**What you should do**. Exclude any images and output the remaining records exactly.

** START OF Raw records **

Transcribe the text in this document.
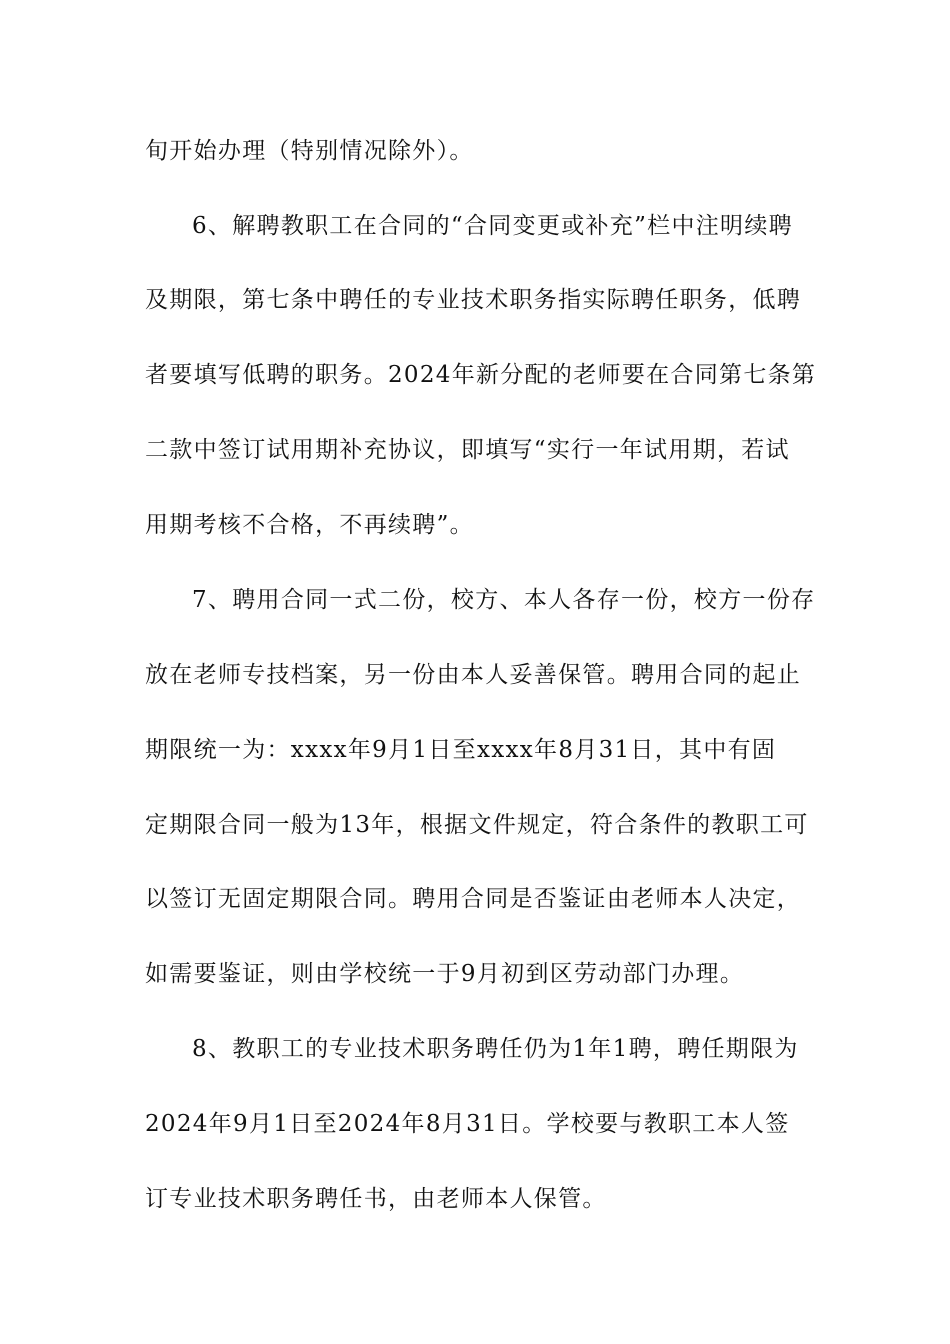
旬开始办理（特别情况除外）。
6、解聘教职工在合同的“合同变更或补充”栏中注明续聘
及期限，第七条中聘任的专业技术职务指实际聘任职务，低聘
者要填写低聘的职务。2024年新分配的老师要在合同第七条第
二款中签订试用期补充协议，即填写“实行一年试用期，若试
用期考核不合格，不再续聘”。
7、聘用合同一式二份，校方、本人各存一份，校方一份存
放在老师专技档案，另一份由本人妥善保管。聘用合同的起止
期限统一为：xxxx年9月1日至xxxx年8月31日，其中有固
定期限合同一般为13年，根据文件规定，符合条件的教职工可
以签订无固定期限合同。聘用合同是否鉴证由老师本人决定，
如需要鉴证，则由学校统一于9月初到区劳动部门办理。
8、教职工的专业技术职务聘任仍为1年1聘，聘任期限为
2024年9月1日至2024年8月31日。学校要与教职工本人签
订专业技术职务聘任书，由老师本人保管。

** END OF Raw records **

**Answer**.
Transcribe the text in this document.
旬开始办理（特别情况除外）。
6、解聘教职工在合同的“合同变更或补充”栏中注明续聘
及期限，第七条中聘任的专业技术职务指实际聘任职务，低聘
者要填写低聘的职务。2024年新分配的老师要在合同第七条第
二款中签订试用期补充协议，即填写“实行一年试用期，若试
用期考核不合格，不再续聘”。
7、聘用合同一式二份，校方、本人各存一份，校方一份存
放在老师专技档案，另一份由本人妥善保管。聘用合同的起止
期限统一为：xxxx年9月1日至xxxx年8月31日，其中有固
定期限合同一般为13年，根据文件规定，符合条件的教职工可
以签订无固定期限合同。聘用合同是否鉴证由老师本人决定，
如需要鉴证，则由学校统一于9月初到区劳动部门办理。
8、教职工的专业技术职务聘任仍为1年1聘，聘任期限为
2024年9月1日至2024年8月31日。学校要与教职工本人签
订专业技术职务聘任书，由老师本人保管。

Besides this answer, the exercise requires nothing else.